## [Dataset records]
____________________

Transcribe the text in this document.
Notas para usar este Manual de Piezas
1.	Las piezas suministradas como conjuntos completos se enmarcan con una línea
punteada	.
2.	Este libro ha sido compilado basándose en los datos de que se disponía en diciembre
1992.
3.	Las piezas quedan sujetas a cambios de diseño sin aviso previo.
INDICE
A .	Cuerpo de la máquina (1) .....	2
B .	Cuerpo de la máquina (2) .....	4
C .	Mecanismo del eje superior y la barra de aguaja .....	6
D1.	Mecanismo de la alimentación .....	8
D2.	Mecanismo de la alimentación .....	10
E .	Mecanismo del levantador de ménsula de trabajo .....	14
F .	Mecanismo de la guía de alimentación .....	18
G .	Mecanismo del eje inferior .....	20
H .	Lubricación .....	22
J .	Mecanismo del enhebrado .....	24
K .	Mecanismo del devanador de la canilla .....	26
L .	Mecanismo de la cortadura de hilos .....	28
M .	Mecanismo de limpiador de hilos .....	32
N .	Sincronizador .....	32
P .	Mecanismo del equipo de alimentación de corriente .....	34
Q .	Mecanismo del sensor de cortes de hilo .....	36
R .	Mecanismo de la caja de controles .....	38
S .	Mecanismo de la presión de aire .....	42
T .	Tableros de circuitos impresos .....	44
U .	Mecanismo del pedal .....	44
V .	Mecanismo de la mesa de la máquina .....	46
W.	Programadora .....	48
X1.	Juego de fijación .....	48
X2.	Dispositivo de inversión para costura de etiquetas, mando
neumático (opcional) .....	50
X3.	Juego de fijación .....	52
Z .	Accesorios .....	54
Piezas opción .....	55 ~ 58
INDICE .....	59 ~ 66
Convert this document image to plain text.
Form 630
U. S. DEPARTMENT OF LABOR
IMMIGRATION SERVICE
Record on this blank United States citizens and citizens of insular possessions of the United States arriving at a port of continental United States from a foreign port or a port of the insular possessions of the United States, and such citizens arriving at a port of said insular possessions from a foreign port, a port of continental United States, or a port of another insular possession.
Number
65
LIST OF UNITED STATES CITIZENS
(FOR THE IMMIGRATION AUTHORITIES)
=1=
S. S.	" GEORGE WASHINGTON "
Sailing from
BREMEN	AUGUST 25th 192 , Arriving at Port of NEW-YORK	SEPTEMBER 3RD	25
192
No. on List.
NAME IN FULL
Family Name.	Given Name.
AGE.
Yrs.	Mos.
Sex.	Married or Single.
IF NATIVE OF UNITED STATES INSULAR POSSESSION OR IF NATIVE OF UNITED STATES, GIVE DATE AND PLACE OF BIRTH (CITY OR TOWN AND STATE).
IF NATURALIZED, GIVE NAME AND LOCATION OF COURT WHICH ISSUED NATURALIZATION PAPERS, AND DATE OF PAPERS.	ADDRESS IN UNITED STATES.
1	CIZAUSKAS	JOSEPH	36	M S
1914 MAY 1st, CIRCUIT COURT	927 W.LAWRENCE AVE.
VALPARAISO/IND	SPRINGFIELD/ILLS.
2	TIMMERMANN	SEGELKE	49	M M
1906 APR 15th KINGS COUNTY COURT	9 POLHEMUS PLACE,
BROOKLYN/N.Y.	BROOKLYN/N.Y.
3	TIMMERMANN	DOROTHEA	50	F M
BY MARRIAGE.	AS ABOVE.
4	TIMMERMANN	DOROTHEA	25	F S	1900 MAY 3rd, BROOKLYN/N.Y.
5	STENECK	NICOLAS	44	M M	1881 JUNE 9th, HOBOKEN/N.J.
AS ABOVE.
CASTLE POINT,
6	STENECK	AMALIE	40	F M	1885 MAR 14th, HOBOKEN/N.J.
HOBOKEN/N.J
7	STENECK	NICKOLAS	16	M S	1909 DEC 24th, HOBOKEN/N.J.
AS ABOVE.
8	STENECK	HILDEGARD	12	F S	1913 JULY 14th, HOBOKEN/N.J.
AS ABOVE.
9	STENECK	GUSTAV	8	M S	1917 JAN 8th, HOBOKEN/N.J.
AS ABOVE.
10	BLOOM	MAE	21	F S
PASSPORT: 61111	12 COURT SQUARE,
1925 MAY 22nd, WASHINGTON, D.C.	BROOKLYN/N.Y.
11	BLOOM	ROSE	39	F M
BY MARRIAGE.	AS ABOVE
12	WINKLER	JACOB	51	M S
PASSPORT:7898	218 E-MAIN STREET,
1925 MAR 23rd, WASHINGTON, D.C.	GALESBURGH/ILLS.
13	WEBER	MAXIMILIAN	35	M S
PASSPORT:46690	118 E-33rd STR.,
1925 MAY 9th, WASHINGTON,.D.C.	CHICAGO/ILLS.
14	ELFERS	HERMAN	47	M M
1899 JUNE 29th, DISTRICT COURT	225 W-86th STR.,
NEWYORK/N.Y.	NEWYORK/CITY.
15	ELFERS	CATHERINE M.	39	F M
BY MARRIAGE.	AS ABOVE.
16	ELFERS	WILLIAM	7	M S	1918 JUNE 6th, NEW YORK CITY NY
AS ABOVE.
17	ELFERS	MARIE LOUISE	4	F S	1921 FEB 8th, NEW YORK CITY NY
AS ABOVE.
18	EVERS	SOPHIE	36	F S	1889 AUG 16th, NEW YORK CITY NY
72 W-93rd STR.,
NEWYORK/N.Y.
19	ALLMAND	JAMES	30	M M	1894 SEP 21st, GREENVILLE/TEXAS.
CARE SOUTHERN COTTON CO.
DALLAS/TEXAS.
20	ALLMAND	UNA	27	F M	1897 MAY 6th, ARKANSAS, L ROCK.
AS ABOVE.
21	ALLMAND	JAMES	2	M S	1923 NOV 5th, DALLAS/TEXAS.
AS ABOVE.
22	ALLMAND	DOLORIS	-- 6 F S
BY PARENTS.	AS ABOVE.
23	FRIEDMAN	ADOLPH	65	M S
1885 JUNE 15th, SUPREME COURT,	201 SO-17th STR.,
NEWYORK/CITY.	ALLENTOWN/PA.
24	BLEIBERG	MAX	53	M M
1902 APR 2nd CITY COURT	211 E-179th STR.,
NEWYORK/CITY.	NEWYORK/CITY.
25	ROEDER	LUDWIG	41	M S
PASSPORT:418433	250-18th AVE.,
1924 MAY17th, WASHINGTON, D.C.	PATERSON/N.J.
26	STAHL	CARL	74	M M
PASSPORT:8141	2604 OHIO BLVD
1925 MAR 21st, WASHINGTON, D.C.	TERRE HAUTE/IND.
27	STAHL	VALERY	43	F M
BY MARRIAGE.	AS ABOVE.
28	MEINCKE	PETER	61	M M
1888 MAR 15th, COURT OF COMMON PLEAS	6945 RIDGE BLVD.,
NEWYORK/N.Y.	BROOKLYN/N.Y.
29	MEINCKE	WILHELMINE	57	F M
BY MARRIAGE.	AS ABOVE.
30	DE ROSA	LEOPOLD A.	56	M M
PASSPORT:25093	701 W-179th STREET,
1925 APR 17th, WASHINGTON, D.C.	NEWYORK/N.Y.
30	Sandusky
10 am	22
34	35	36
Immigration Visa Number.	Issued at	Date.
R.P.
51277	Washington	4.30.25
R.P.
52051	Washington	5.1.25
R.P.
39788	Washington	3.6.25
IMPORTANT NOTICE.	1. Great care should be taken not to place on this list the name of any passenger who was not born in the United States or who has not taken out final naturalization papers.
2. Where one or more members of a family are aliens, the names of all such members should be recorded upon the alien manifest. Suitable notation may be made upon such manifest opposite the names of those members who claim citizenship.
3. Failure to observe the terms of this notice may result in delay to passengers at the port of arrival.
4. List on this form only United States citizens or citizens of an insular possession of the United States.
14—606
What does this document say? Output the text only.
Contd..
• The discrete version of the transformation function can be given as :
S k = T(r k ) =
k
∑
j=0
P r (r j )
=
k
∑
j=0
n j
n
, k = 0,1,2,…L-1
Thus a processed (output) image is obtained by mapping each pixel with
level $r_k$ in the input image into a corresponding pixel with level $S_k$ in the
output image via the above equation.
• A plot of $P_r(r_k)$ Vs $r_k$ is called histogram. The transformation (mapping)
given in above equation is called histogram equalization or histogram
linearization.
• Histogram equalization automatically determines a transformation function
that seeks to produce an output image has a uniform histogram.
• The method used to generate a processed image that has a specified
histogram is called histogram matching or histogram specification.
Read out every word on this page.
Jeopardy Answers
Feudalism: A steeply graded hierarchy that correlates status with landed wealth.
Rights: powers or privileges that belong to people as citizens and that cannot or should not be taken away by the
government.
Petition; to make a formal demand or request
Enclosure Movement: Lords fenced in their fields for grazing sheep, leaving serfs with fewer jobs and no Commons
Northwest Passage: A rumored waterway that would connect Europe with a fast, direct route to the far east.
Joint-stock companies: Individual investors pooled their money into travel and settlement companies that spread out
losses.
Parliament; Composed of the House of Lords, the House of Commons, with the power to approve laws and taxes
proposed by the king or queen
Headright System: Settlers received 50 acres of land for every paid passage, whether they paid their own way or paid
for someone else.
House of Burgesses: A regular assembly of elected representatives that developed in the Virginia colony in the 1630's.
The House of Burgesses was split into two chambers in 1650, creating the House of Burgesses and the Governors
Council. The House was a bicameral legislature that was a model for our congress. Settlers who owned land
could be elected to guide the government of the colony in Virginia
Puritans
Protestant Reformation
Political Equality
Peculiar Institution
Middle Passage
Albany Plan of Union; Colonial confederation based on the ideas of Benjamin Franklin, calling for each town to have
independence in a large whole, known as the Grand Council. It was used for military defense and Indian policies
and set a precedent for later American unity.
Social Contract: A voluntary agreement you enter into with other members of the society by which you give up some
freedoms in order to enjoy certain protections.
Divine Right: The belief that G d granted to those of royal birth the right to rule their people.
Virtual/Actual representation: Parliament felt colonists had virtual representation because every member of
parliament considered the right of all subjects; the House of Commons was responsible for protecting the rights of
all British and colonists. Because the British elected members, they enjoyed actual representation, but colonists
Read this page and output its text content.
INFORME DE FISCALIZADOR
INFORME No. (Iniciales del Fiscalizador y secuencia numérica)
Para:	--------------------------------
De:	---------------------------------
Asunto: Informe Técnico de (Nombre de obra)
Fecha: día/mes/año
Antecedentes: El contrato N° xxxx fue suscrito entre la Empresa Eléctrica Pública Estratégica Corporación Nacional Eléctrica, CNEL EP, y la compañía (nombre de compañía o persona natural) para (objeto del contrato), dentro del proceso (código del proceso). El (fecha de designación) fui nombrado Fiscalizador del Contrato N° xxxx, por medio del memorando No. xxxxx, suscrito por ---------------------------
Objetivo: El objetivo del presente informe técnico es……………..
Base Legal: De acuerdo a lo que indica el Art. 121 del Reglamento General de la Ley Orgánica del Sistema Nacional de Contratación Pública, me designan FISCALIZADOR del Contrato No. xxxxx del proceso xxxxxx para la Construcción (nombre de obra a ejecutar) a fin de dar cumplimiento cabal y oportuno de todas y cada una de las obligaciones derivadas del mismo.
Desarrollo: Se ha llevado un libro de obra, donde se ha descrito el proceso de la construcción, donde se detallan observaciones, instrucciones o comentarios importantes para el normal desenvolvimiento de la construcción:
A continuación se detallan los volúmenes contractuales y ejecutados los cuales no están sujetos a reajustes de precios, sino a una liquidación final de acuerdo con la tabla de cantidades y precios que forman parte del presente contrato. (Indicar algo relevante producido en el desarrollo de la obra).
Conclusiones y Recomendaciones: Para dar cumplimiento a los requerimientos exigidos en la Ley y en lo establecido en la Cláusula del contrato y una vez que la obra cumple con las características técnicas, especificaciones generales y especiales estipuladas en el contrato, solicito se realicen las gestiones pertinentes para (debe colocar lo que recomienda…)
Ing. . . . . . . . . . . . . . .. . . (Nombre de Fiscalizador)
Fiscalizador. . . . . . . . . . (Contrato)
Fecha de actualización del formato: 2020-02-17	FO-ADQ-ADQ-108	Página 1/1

____________________

## [What to produce]
From the material given, work out how many lines hold the string "Lords"; state that number and nothing further.

## [Task response]
2